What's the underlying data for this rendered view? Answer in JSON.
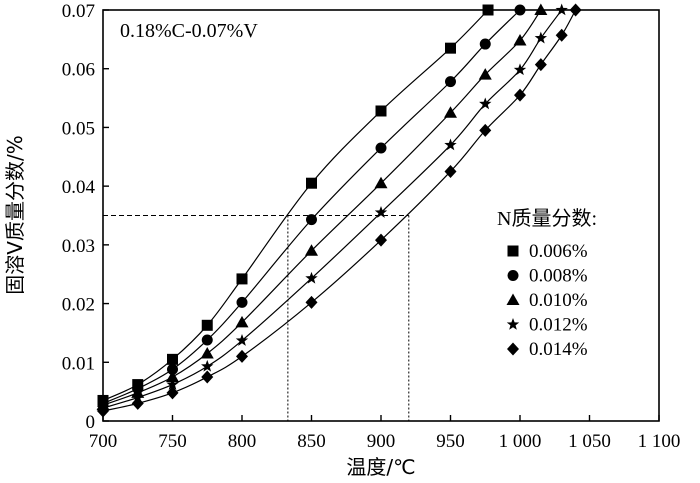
{
  "chart_data": {
    "type": "line",
    "annotation": "0.18%C-0.07%V",
    "xlabel": "温度/℃",
    "ylabel": "固溶V质量分数/%",
    "xlim": [
      700,
      1100
    ],
    "ylim": [
      0,
      0.07
    ],
    "x_ticks": [
      700,
      750,
      800,
      850,
      900,
      950,
      1000,
      1050,
      1100
    ],
    "x_tick_labels": [
      "700",
      "750",
      "800",
      "850",
      "900",
      "950",
      "1 000",
      "1 050",
      "1 100"
    ],
    "y_ticks": [
      0,
      0.01,
      0.02,
      0.03,
      0.04,
      0.05,
      0.06,
      0.07
    ],
    "y_tick_labels": [
      "0",
      "0.01",
      "0.02",
      "0.03",
      "0.04",
      "0.05",
      "0.06",
      "0.07"
    ],
    "legend_title": "N质量分数:",
    "legend_position": "right",
    "reference_lines": {
      "y": 0.035,
      "x": [
        833,
        920
      ]
    },
    "series": [
      {
        "name": "0.006%",
        "marker": "square",
        "x": [
          700,
          725,
          750,
          775,
          800,
          850,
          900,
          950,
          977
        ],
        "y": [
          0.0035,
          0.0062,
          0.0105,
          0.0163,
          0.0242,
          0.0405,
          0.0528,
          0.0635,
          0.07
        ]
      },
      {
        "name": "0.008%",
        "marker": "circle",
        "x": [
          700,
          725,
          750,
          775,
          800,
          850,
          900,
          950,
          975,
          1000
        ],
        "y": [
          0.003,
          0.0055,
          0.0088,
          0.0138,
          0.0202,
          0.0343,
          0.0465,
          0.0578,
          0.0642,
          0.07
        ]
      },
      {
        "name": "0.010%",
        "marker": "triangle",
        "x": [
          700,
          725,
          750,
          775,
          800,
          850,
          900,
          950,
          975,
          1000,
          1015
        ],
        "y": [
          0.0027,
          0.0048,
          0.0075,
          0.0115,
          0.0168,
          0.029,
          0.0405,
          0.0525,
          0.059,
          0.0648,
          0.07
        ]
      },
      {
        "name": "0.012%",
        "marker": "star",
        "x": [
          700,
          725,
          750,
          775,
          800,
          850,
          900,
          950,
          975,
          1000,
          1015,
          1030
        ],
        "y": [
          0.0022,
          0.004,
          0.0062,
          0.0093,
          0.0137,
          0.0243,
          0.0355,
          0.047,
          0.054,
          0.0598,
          0.0652,
          0.07
        ]
      },
      {
        "name": "0.014%",
        "marker": "diamond",
        "x": [
          700,
          725,
          750,
          775,
          800,
          850,
          900,
          950,
          975,
          1000,
          1015,
          1030,
          1040
        ],
        "y": [
          0.0017,
          0.003,
          0.0048,
          0.0075,
          0.011,
          0.0202,
          0.0308,
          0.0425,
          0.0495,
          0.0555,
          0.0607,
          0.0657,
          0.07
        ]
      }
    ]
  }
}
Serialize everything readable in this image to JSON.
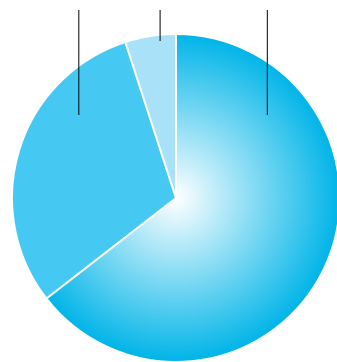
{
  "chart_data": {
    "type": "pie",
    "categories": [
      "",
      "",
      ""
    ],
    "values": [
      64.5,
      30.5,
      5.0
    ],
    "start_angle_deg": 0,
    "direction": "clockwise",
    "slice_colors": [
      "#00b4e8",
      "#45c8f2",
      "#a9e2f8"
    ],
    "gradient_center_color": "#ffffff",
    "slice_separator_color": "#ffffff",
    "leader_line_color": "#000000",
    "title": "",
    "legend": "none"
  }
}
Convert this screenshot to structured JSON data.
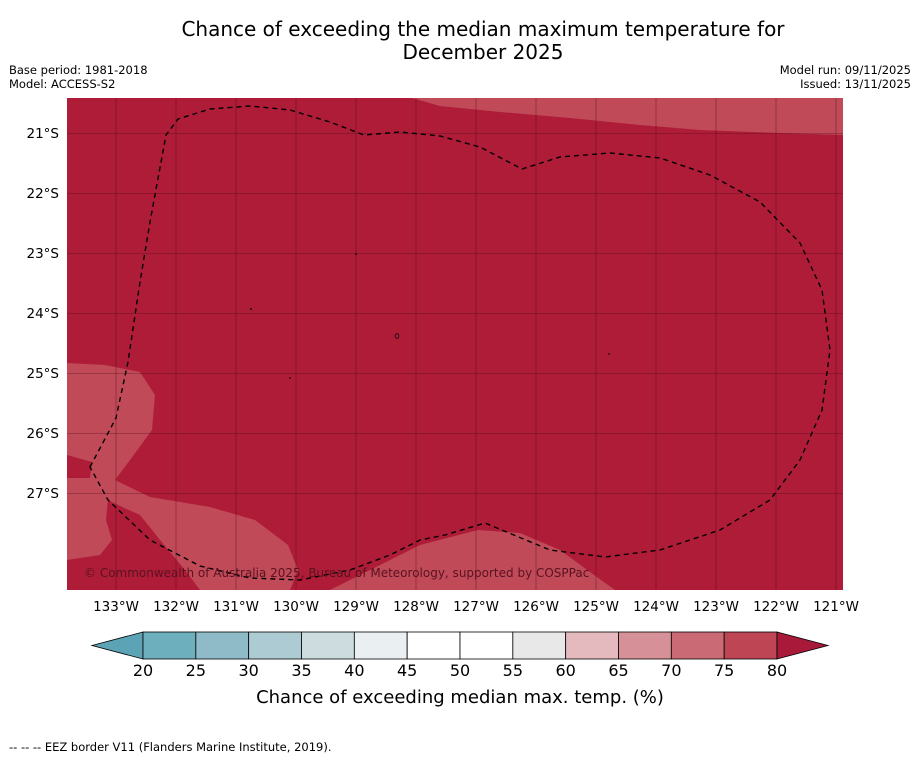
{
  "header": {
    "title_line1": "Chance of exceeding the median maximum temperature for",
    "title_line2": "December 2025",
    "base_period": "Base period: 1981-2018",
    "model": "Model: ACCESS-S2",
    "model_run": "Model run: 09/11/2025",
    "issued": "Issued: 13/11/2025"
  },
  "map": {
    "lat_labels": [
      "21°S",
      "22°S",
      "23°S",
      "24°S",
      "25°S",
      "26°S",
      "27°S"
    ],
    "lon_labels": [
      "133°W",
      "132°W",
      "131°W",
      "130°W",
      "129°W",
      "128°W",
      "127°W",
      "126°W",
      "125°W",
      "124°W",
      "123°W",
      "122°W",
      "121°W"
    ],
    "copyright": "© Commonwealth of Australia 2025, Bureau of Meteorology, supported by COSPPac",
    "colors": {
      "band_80_plus": "#ae1c38",
      "band_75_80": "#c04a58",
      "land_outline": "#000000",
      "grid": "#3c0a14"
    }
  },
  "colorbar": {
    "label": "Chance of exceeding median max. temp. (%)",
    "ticks": [
      "20",
      "25",
      "30",
      "35",
      "40",
      "45",
      "50",
      "55",
      "60",
      "65",
      "70",
      "75",
      "80"
    ],
    "colors": [
      "#5ba3b5",
      "#6eafbe",
      "#8ebbc7",
      "#adcbd2",
      "#ccdcdf",
      "#eaf0f2",
      "#ffffff",
      "#ffffff",
      "#e8e8e8",
      "#e4babf",
      "#d69097",
      "#c96a74",
      "#bd4554",
      "#a9193a"
    ]
  },
  "footnote": "--  --  -- EEZ border V11 (Flanders Marine Institute, 2019)."
}
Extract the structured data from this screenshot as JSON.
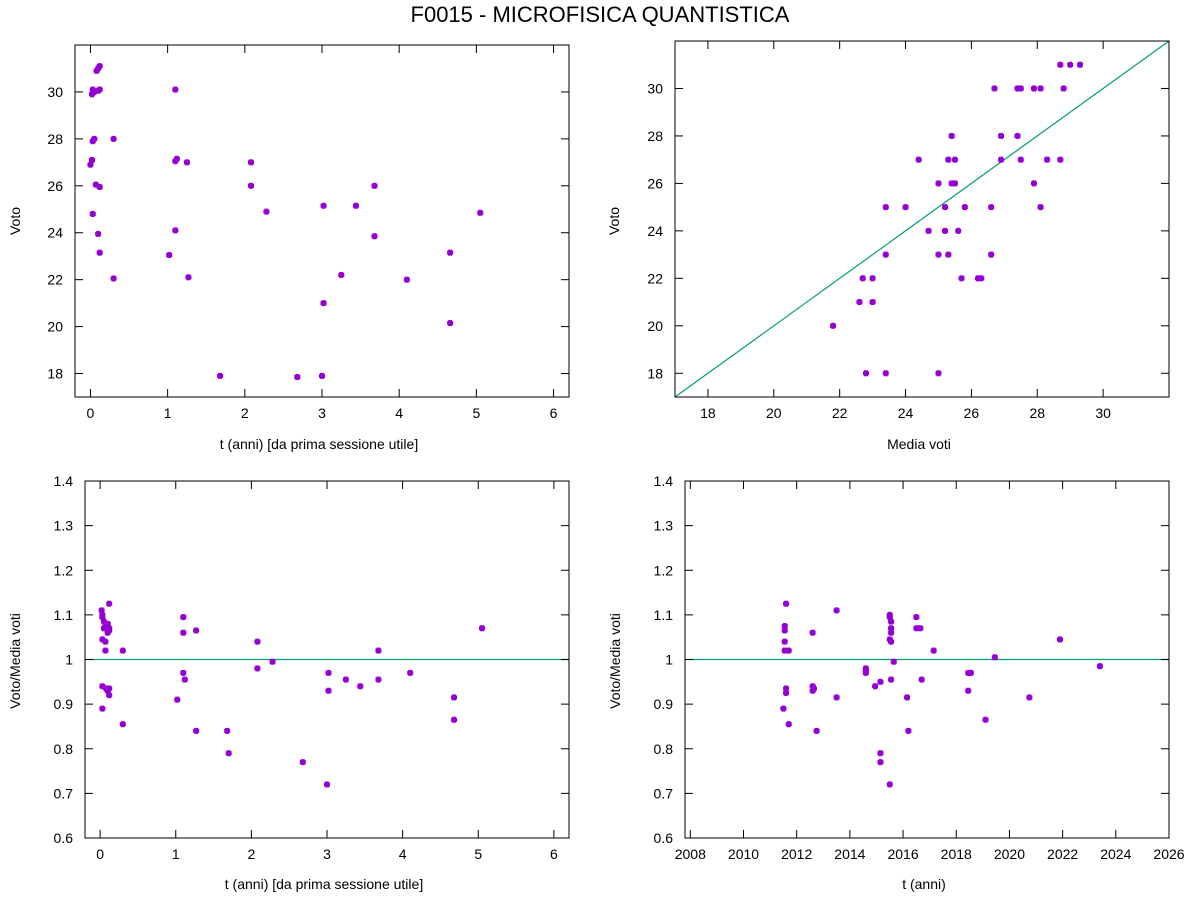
{
  "title": "F0015 - MICROFISICA QUANTISTICA",
  "colors": {
    "points": "#9400d3",
    "reference_line": "#009e73",
    "axes": "#000000"
  },
  "chart_data": [
    {
      "id": "voto-vs-t",
      "type": "scatter",
      "title": "",
      "xlabel": "t (anni) [da prima sessione utile]",
      "ylabel": "Voto",
      "xlim": [
        -0.2,
        6.2
      ],
      "ylim": [
        17,
        32
      ],
      "xticks": [
        "0",
        "1",
        "2",
        "3",
        "4",
        "5",
        "6"
      ],
      "yticks": [
        "18",
        "20",
        "22",
        "24",
        "26",
        "28",
        "30"
      ],
      "xtick_values": [
        0,
        1,
        2,
        3,
        4,
        5,
        6
      ],
      "ytick_values": [
        18,
        20,
        22,
        24,
        26,
        28,
        30
      ],
      "grid": false,
      "reference_line": null,
      "points": [
        [
          0.02,
          29.9
        ],
        [
          0.03,
          30.1
        ],
        [
          0.05,
          30.0
        ],
        [
          0.08,
          30.9
        ],
        [
          0.1,
          31.0
        ],
        [
          0.12,
          31.1
        ],
        [
          0.12,
          30.1
        ],
        [
          0.1,
          30.05
        ],
        [
          0.03,
          27.9
        ],
        [
          0.05,
          28.0
        ],
        [
          0.3,
          28.0
        ],
        [
          0.0,
          26.9
        ],
        [
          0.02,
          27.1
        ],
        [
          0.07,
          26.05
        ],
        [
          0.12,
          25.95
        ],
        [
          0.03,
          24.8
        ],
        [
          0.1,
          23.95
        ],
        [
          0.12,
          23.15
        ],
        [
          0.3,
          22.05
        ],
        [
          1.1,
          30.1
        ],
        [
          1.1,
          27.05
        ],
        [
          1.12,
          27.15
        ],
        [
          1.25,
          27.0
        ],
        [
          1.1,
          24.1
        ],
        [
          1.02,
          23.05
        ],
        [
          1.27,
          22.1
        ],
        [
          1.68,
          17.9
        ],
        [
          2.08,
          27.0
        ],
        [
          2.08,
          26.0
        ],
        [
          2.28,
          24.9
        ],
        [
          2.68,
          17.85
        ],
        [
          3.02,
          25.15
        ],
        [
          3.0,
          17.9
        ],
        [
          3.02,
          21.0
        ],
        [
          3.25,
          22.2
        ],
        [
          3.44,
          25.15
        ],
        [
          3.68,
          26.0
        ],
        [
          3.68,
          23.85
        ],
        [
          4.1,
          22.0
        ],
        [
          4.66,
          23.15
        ],
        [
          4.66,
          20.15
        ],
        [
          5.05,
          24.85
        ]
      ]
    },
    {
      "id": "voto-vs-media",
      "type": "scatter",
      "title": "",
      "xlabel": "Media voti",
      "ylabel": "Voto",
      "xlim": [
        17,
        32
      ],
      "ylim": [
        17,
        32
      ],
      "xticks": [
        "18",
        "20",
        "22",
        "24",
        "26",
        "28",
        "30"
      ],
      "yticks": [
        "18",
        "20",
        "22",
        "24",
        "26",
        "28",
        "30"
      ],
      "xtick_values": [
        18,
        20,
        22,
        24,
        26,
        28,
        30
      ],
      "ytick_values": [
        18,
        20,
        22,
        24,
        26,
        28,
        30
      ],
      "grid": false,
      "reference_line": {
        "type": "y=x"
      },
      "points": [
        [
          28.7,
          31
        ],
        [
          29.0,
          31
        ],
        [
          29.3,
          31
        ],
        [
          26.7,
          30
        ],
        [
          27.4,
          30
        ],
        [
          27.5,
          30
        ],
        [
          27.9,
          30
        ],
        [
          28.1,
          30
        ],
        [
          28.8,
          30
        ],
        [
          26.9,
          28
        ],
        [
          27.4,
          28
        ],
        [
          25.4,
          28
        ],
        [
          24.4,
          27
        ],
        [
          25.3,
          27
        ],
        [
          25.5,
          27
        ],
        [
          26.9,
          27
        ],
        [
          27.5,
          27
        ],
        [
          28.3,
          27
        ],
        [
          28.7,
          27
        ],
        [
          23.4,
          25
        ],
        [
          24.0,
          25
        ],
        [
          25.2,
          25
        ],
        [
          25.8,
          25
        ],
        [
          26.6,
          25
        ],
        [
          28.1,
          25
        ],
        [
          25.0,
          26
        ],
        [
          25.4,
          26
        ],
        [
          25.5,
          26
        ],
        [
          27.9,
          26
        ],
        [
          24.7,
          24
        ],
        [
          25.2,
          24
        ],
        [
          25.6,
          24
        ],
        [
          23.4,
          23
        ],
        [
          25.0,
          23
        ],
        [
          25.3,
          23
        ],
        [
          26.6,
          23
        ],
        [
          22.7,
          22
        ],
        [
          23.0,
          22
        ],
        [
          25.7,
          22
        ],
        [
          26.2,
          22
        ],
        [
          26.3,
          22
        ],
        [
          22.6,
          21
        ],
        [
          23.0,
          21
        ],
        [
          21.8,
          20
        ],
        [
          22.8,
          18
        ],
        [
          23.4,
          18
        ],
        [
          25.0,
          18
        ]
      ]
    },
    {
      "id": "ratio-vs-t",
      "type": "scatter",
      "title": "",
      "xlabel": "t (anni) [da prima sessione utile]",
      "ylabel": "Voto/Media voti",
      "xlim": [
        -0.2,
        6.2
      ],
      "ylim": [
        0.6,
        1.4
      ],
      "xticks": [
        "0",
        "1",
        "2",
        "3",
        "4",
        "5",
        "6"
      ],
      "yticks": [
        "0.6",
        "0.7",
        "0.8",
        "0.9",
        "1",
        "1.1",
        "1.2",
        "1.3",
        "1.4"
      ],
      "xtick_values": [
        0,
        1,
        2,
        3,
        4,
        5,
        6
      ],
      "ytick_values": [
        0.6,
        0.7,
        0.8,
        0.9,
        1.0,
        1.1,
        1.2,
        1.3,
        1.4
      ],
      "grid": false,
      "reference_line": {
        "type": "y=1"
      },
      "points": [
        [
          0.12,
          1.125
        ],
        [
          0.02,
          1.11
        ],
        [
          0.03,
          1.1
        ],
        [
          0.03,
          1.095
        ],
        [
          0.05,
          1.085
        ],
        [
          0.1,
          1.08
        ],
        [
          0.08,
          1.075
        ],
        [
          0.05,
          1.07
        ],
        [
          0.12,
          1.07
        ],
        [
          0.12,
          1.065
        ],
        [
          0.1,
          1.06
        ],
        [
          0.03,
          1.045
        ],
        [
          0.07,
          1.04
        ],
        [
          0.07,
          1.02
        ],
        [
          0.3,
          1.02
        ],
        [
          0.03,
          0.94
        ],
        [
          0.08,
          0.935
        ],
        [
          0.12,
          0.935
        ],
        [
          0.1,
          0.93
        ],
        [
          0.12,
          0.92
        ],
        [
          0.03,
          0.89
        ],
        [
          0.3,
          0.855
        ],
        [
          1.1,
          1.095
        ],
        [
          1.1,
          1.06
        ],
        [
          1.27,
          1.065
        ],
        [
          1.1,
          0.97
        ],
        [
          1.12,
          0.955
        ],
        [
          1.02,
          0.91
        ],
        [
          1.27,
          0.84
        ],
        [
          1.68,
          0.84
        ],
        [
          1.7,
          0.79
        ],
        [
          2.08,
          1.04
        ],
        [
          2.08,
          0.98
        ],
        [
          2.28,
          0.995
        ],
        [
          2.68,
          0.77
        ],
        [
          3.02,
          0.97
        ],
        [
          3.02,
          0.93
        ],
        [
          3.25,
          0.955
        ],
        [
          3.44,
          0.94
        ],
        [
          3.0,
          0.72
        ],
        [
          3.68,
          1.02
        ],
        [
          3.68,
          0.955
        ],
        [
          4.1,
          0.97
        ],
        [
          4.68,
          0.915
        ],
        [
          4.68,
          0.865
        ],
        [
          5.05,
          1.07
        ]
      ]
    },
    {
      "id": "ratio-vs-year",
      "type": "scatter",
      "title": "",
      "xlabel": "t (anni)",
      "ylabel": "Voto/Media voti",
      "xlim": [
        2007.8,
        2026
      ],
      "ylim": [
        0.6,
        1.4
      ],
      "xticks": [
        "2008",
        "2010",
        "2012",
        "2014",
        "2016",
        "2018",
        "2020",
        "2022",
        "2024",
        "2026"
      ],
      "yticks": [
        "0.6",
        "0.7",
        "0.8",
        "0.9",
        "1",
        "1.1",
        "1.2",
        "1.3",
        "1.4"
      ],
      "xtick_values": [
        2008,
        2010,
        2012,
        2014,
        2016,
        2018,
        2020,
        2022,
        2024,
        2026
      ],
      "ytick_values": [
        0.6,
        0.7,
        0.8,
        0.9,
        1.0,
        1.1,
        1.2,
        1.3,
        1.4
      ],
      "grid": false,
      "reference_line": {
        "type": "y=1"
      },
      "points": [
        [
          2011.6,
          1.125
        ],
        [
          2011.55,
          1.075
        ],
        [
          2011.55,
          1.065
        ],
        [
          2011.55,
          1.04
        ],
        [
          2011.55,
          1.02
        ],
        [
          2011.7,
          1.02
        ],
        [
          2011.6,
          0.935
        ],
        [
          2011.6,
          0.925
        ],
        [
          2011.5,
          0.89
        ],
        [
          2011.7,
          0.855
        ],
        [
          2012.6,
          1.06
        ],
        [
          2012.6,
          0.94
        ],
        [
          2012.65,
          0.935
        ],
        [
          2012.6,
          0.93
        ],
        [
          2012.75,
          0.84
        ],
        [
          2013.5,
          1.11
        ],
        [
          2013.5,
          0.915
        ],
        [
          2014.6,
          0.98
        ],
        [
          2014.6,
          0.975
        ],
        [
          2014.6,
          0.97
        ],
        [
          2014.95,
          0.94
        ],
        [
          2015.15,
          0.95
        ],
        [
          2015.15,
          0.79
        ],
        [
          2015.15,
          0.77
        ],
        [
          2015.5,
          1.1
        ],
        [
          2015.5,
          1.095
        ],
        [
          2015.55,
          1.085
        ],
        [
          2015.55,
          1.07
        ],
        [
          2015.55,
          1.06
        ],
        [
          2015.5,
          1.045
        ],
        [
          2015.55,
          1.04
        ],
        [
          2015.65,
          0.995
        ],
        [
          2015.55,
          0.955
        ],
        [
          2015.5,
          0.72
        ],
        [
          2016.15,
          0.915
        ],
        [
          2016.2,
          0.84
        ],
        [
          2016.5,
          1.095
        ],
        [
          2016.5,
          1.07
        ],
        [
          2016.65,
          1.07
        ],
        [
          2016.7,
          0.955
        ],
        [
          2017.15,
          1.02
        ],
        [
          2018.45,
          0.97
        ],
        [
          2018.55,
          0.97
        ],
        [
          2018.45,
          0.93
        ],
        [
          2019.1,
          0.865
        ],
        [
          2019.45,
          1.005
        ],
        [
          2020.75,
          0.915
        ],
        [
          2021.9,
          1.045
        ],
        [
          2023.4,
          0.985
        ]
      ]
    }
  ]
}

▸ **Written task**:
Show every line in the entries where the string "JSON" occurs.

▸ **Answer**:
What's the underlying data for this rendered view? Answer in JSON.
Serialize everything readable in this image to JSON.
Convert this screenshot to structured JSON data.
Extract the structured data from this screenshot as JSON.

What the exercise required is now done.